#### WHAT YOU ARE ASKED TO DO:
Copy the lines word for word, starting with the line that contains "y-tick-label: 0.3 xyxy=(34,7,52,22)" and ending after the line that contains "y-axis-title: Net Benefit xyxy=(3,176,20,256)".

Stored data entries

-------

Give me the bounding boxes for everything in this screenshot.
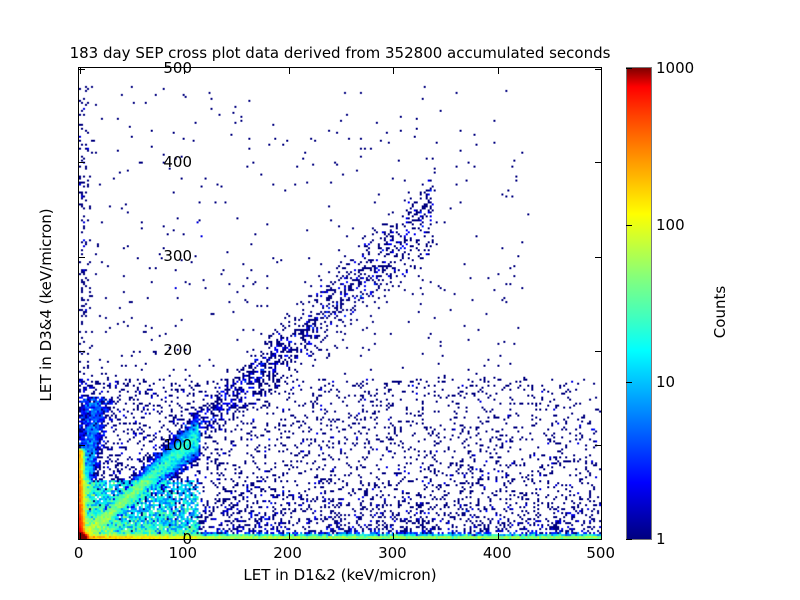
y-tick-400 [79,162,85,164]
colorbar-label-1000: 1000 [656,58,695,77]
colorbar-tick-100 [626,225,632,226]
colorbar-tick-10 [626,382,632,384]
y-axis-title: LET in D3&4 (keV/micron) [37,208,55,402]
x-tick-200 [288,533,290,539]
y-tick-right-100 [595,445,601,447]
colorbar-tick-1 [626,539,632,540]
y-tick-100 [79,445,85,447]
y-tick-right-500 [595,68,601,70]
y-tick-label-400: 400 [163,152,192,171]
plot-area [78,67,602,540]
x-tick-top-100 [183,68,185,74]
x-tick-400 [498,533,500,539]
x-tick-top-400 [498,68,500,74]
y-tick-200 [79,351,85,352]
colorbar-label-1: 1 [656,530,666,548]
colorbar-label-100: 100 [656,216,685,234]
x-tick-label-0: 0 [73,544,84,562]
x-tick-top-300 [393,68,395,74]
title-line-1: 183 day SEP cross plot data derived from… [69,44,611,62]
x-tick-300 [393,533,395,539]
scatter-plot-canvas [79,68,601,539]
y-tick-label-100: 100 [163,435,192,454]
colorbar-title: Counts [711,285,729,339]
x-tick-top-200 [288,68,290,74]
colorbar-label-10: 10 [656,373,676,392]
y-tick-label-200: 200 [163,341,192,360]
y-tick-right-300 [595,256,601,258]
x-tick-100 [183,533,185,539]
y-tick-label-0: 0 [182,530,192,548]
x-tick-label-400: 400 [482,544,512,562]
y-tick-label-300: 300 [163,246,192,265]
y-tick-300 [79,256,85,258]
x-tick-label-300: 300 [378,544,407,562]
y-tick-right-400 [595,162,601,164]
x-tick-label-100: 100 [168,544,198,562]
colorbar [626,67,652,540]
y-tick-500 [79,68,85,70]
x-tick-0 [79,533,81,539]
colorbar-tick-1000 [626,67,632,69]
x-tick-top-0 [79,68,81,74]
x-axis-title: LET in D1&2 (keV/micron) [243,566,437,584]
x-tick-label-200: 200 [273,544,302,562]
y-tick-label-500: 500 [163,58,192,77]
x-tick-label-500: 500 [586,544,615,562]
y-tick-right-200 [595,351,601,352]
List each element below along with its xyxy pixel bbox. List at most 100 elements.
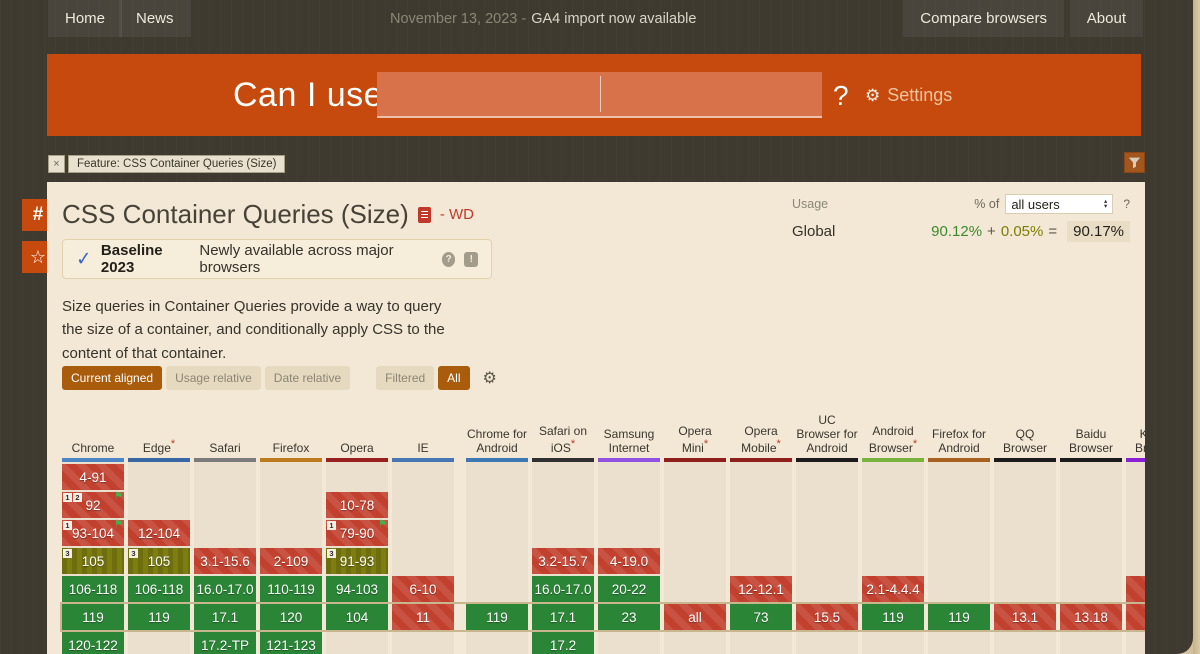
support-cell[interactable]: 17.2 (532, 632, 594, 654)
support-cell[interactable]: 3.1-15.6 (194, 548, 256, 574)
support-cell-empty (796, 548, 858, 574)
support-cell[interactable]: 105 3 (62, 548, 124, 574)
support-cell[interactable]: 91-93 3 (326, 548, 388, 574)
support-cell[interactable]: all (664, 604, 726, 630)
browser-color-bar (598, 458, 660, 462)
filter-button[interactable] (1124, 152, 1145, 173)
version-cells: 4-19.0 20-22 23 (598, 462, 660, 654)
nav-about[interactable]: About (1069, 0, 1143, 37)
support-cell[interactable]: 15.5 (796, 604, 858, 630)
support-cell[interactable]: 106-118 (62, 576, 124, 602)
browser-column-header: Chrome for Android (466, 426, 528, 455)
support-cell[interactable]: 119 (928, 604, 990, 630)
browser-column: Android Browser* 2.1-4.4.4 119 (862, 402, 924, 654)
support-cell[interactable]: 23 (598, 604, 660, 630)
support-cell-empty (664, 520, 726, 546)
support-cell[interactable]: 119 (466, 604, 528, 630)
settings-button[interactable]: ⚙ Settings (865, 85, 952, 106)
support-cell[interactable]: 10-78 (326, 492, 388, 518)
usage-supported-value: 90.12% (931, 223, 983, 240)
support-cell[interactable]: 3.1 (1126, 604, 1145, 630)
filtered-button[interactable]: Filtered (376, 366, 435, 390)
version-cells: 3.1-15.6 16.0-17.0 17.1 17.2-TP (194, 462, 256, 654)
support-cell[interactable]: 94-103 (326, 576, 388, 602)
nav-news[interactable]: News (119, 0, 191, 37)
support-cell[interactable]: 119 (62, 604, 124, 630)
table-settings-gear-icon[interactable]: ⚙ (482, 370, 497, 387)
browser-color-bar (532, 458, 594, 462)
nav-compare-browsers[interactable]: Compare browsers (903, 0, 1064, 37)
browser-column-header: Safari on iOS* (538, 423, 588, 455)
baseline-help-icon[interactable]: ? (441, 251, 456, 267)
usage-select[interactable]: all users ▴ ▾ (1005, 194, 1114, 214)
support-cell[interactable]: 119 (128, 604, 190, 630)
version-cells: 2.1-4.4.4 119 (862, 462, 924, 654)
close-icon[interactable]: × (48, 155, 65, 173)
support-cell-empty (664, 492, 726, 518)
support-cell[interactable]: 4-91 (62, 464, 124, 490)
support-cell[interactable]: 110-119 (260, 576, 322, 602)
support-cell[interactable]: 73 (730, 604, 792, 630)
support-cell[interactable]: 106-118 (128, 576, 190, 602)
support-cell-empty (664, 576, 726, 602)
usage-help-link[interactable]: ? (1123, 197, 1130, 211)
spec-status-link[interactable]: - WD (439, 206, 474, 223)
support-cell-empty (532, 464, 594, 490)
support-cell[interactable]: 92 1 2 ⚑ (62, 491, 124, 518)
support-cell[interactable]: 93-104 1 ⚑ (62, 519, 124, 546)
spec-document-icon[interactable] (417, 206, 431, 223)
help-link[interactable]: ? (833, 80, 849, 111)
support-cell[interactable]: 20-22 (598, 576, 660, 602)
support-cell[interactable]: 6-10 (392, 576, 454, 602)
support-cell-empty (1126, 548, 1145, 574)
support-cell[interactable]: 120-122 (62, 632, 124, 654)
all-button[interactable]: All (438, 366, 470, 390)
support-cell-empty (194, 492, 256, 518)
support-cell[interactable]: 17.1 (532, 604, 594, 630)
support-cell[interactable]: 2-109 (260, 548, 322, 574)
baseline-feedback-icon[interactable]: ! (464, 251, 478, 267)
usage-select-value: all users (1011, 196, 1060, 212)
support-cell[interactable]: 105 3 (128, 548, 190, 574)
support-cell[interactable]: 79-90 1 ⚑ (326, 519, 388, 546)
support-cell-empty (994, 520, 1056, 546)
support-cell[interactable]: 16.0-17.0 (532, 576, 594, 602)
browser-column: Safari 3.1-15.6 16.0-17.0 17.1 17.2-TP (194, 402, 256, 654)
support-cell[interactable]: 16.0-17.0 (194, 576, 256, 602)
support-cell[interactable]: 12-12.1 (730, 576, 792, 602)
support-cell[interactable]: 2.5 (1126, 576, 1145, 602)
usage-relative-button[interactable]: Usage relative (166, 366, 261, 390)
browser-color-bar (466, 458, 528, 462)
support-cell[interactable]: 120 (260, 604, 322, 630)
date-relative-button[interactable]: Date relative (264, 366, 351, 390)
version-cells: 12-12.1 73 (730, 462, 792, 654)
support-cell[interactable]: 3.2-15.7 (532, 548, 594, 574)
current-aligned-button[interactable]: Current aligned (62, 366, 163, 390)
support-cell[interactable]: 17.2-TP (194, 632, 256, 654)
support-cell[interactable]: 13.1 (994, 604, 1056, 630)
nav-home[interactable]: Home (48, 0, 123, 37)
browser-column-header: QQ Browser (1002, 426, 1047, 455)
view-controls: Current aligned Usage relative Date rela… (62, 366, 497, 390)
browser-column-header: Firefox (272, 440, 310, 455)
support-cell[interactable]: 104 (326, 604, 388, 630)
support-cell[interactable]: 17.1 (194, 604, 256, 630)
support-cell-empty (1060, 464, 1122, 490)
note-badges: 3 (63, 549, 72, 558)
support-cell[interactable]: 13.18 (1060, 604, 1122, 630)
announcement-link[interactable]: GA4 import now available (531, 10, 697, 27)
version-cells: 2-109 110-119 120 121-123 (260, 462, 322, 654)
scrollbar-track[interactable] (1193, 0, 1200, 654)
support-cell[interactable]: 12-104 (128, 520, 190, 546)
support-cell-empty (1060, 492, 1122, 518)
support-cell[interactable]: 4-19.0 (598, 548, 660, 574)
support-cell[interactable]: 11 (392, 604, 454, 630)
support-cell[interactable]: 2.1-4.4.4 (862, 576, 924, 602)
support-cell[interactable]: 121-123 (260, 632, 322, 654)
support-cell[interactable]: 119 (862, 604, 924, 630)
support-cell-empty (1126, 632, 1145, 654)
support-cell-empty (1126, 520, 1145, 546)
support-cell-empty (796, 520, 858, 546)
search-input[interactable] (377, 72, 822, 118)
support-cell-empty (598, 464, 660, 490)
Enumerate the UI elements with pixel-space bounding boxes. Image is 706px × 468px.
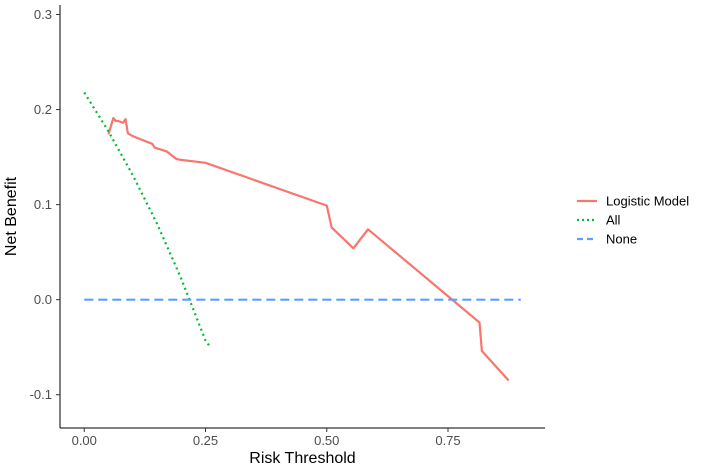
y-tick-label: 0.3 xyxy=(34,7,52,22)
legend: Logistic Model All None xyxy=(577,194,689,247)
y-tick-label: 0.2 xyxy=(34,102,52,117)
x-tick-label: 0.25 xyxy=(193,433,218,448)
legend-label: Logistic Model xyxy=(606,194,689,209)
series-line-all xyxy=(83,91,212,348)
legend-label: All xyxy=(606,213,621,228)
x-tick-label: 0.75 xyxy=(435,433,460,448)
y-tick-label: -0.1 xyxy=(30,387,52,402)
series-line-logistic-model xyxy=(107,116,510,382)
x-tick-label: 0.00 xyxy=(72,433,97,448)
y-tick-label: 0.1 xyxy=(34,197,52,212)
x-axis-ticks: 0.00 0.25 0.50 0.75 xyxy=(72,428,461,448)
x-axis-title: Risk Threshold xyxy=(249,450,355,467)
axes xyxy=(59,5,545,429)
series-layer xyxy=(83,91,521,382)
x-tick-label: 0.50 xyxy=(314,433,339,448)
y-axis-title: Net Benefit xyxy=(3,176,20,256)
y-tick-label: 0.0 xyxy=(34,292,52,307)
y-axis-ticks: -0.1 0.0 0.1 0.2 0.3 xyxy=(30,7,60,402)
legend-label: None xyxy=(606,232,637,247)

-------

#### TASK ANSWER:
y-tick-label: 0.3 xyxy=(34,7,52,22)
legend: Logistic Model All None xyxy=(577,194,689,247)
y-tick-label: 0.2 xyxy=(34,102,52,117)
x-tick-label: 0.25 xyxy=(193,433,218,448)
legend-label: Logistic Model xyxy=(606,194,689,209)
series-line-all xyxy=(83,91,212,348)
legend-label: All xyxy=(606,213,621,228)
x-tick-label: 0.75 xyxy=(435,433,460,448)
y-tick-label: -0.1 xyxy=(30,387,52,402)
series-line-logistic-model xyxy=(107,116,510,382)
x-tick-label: 0.00 xyxy=(72,433,97,448)
y-tick-label: 0.1 xyxy=(34,197,52,212)
x-axis-ticks: 0.00 0.25 0.50 0.75 xyxy=(72,428,461,448)
x-axis-title: Risk Threshold xyxy=(249,450,355,467)
axes xyxy=(59,5,545,429)
series-layer xyxy=(83,91,521,382)
x-tick-label: 0.50 xyxy=(314,433,339,448)
y-axis-title: Net Benefit xyxy=(3,176,20,256)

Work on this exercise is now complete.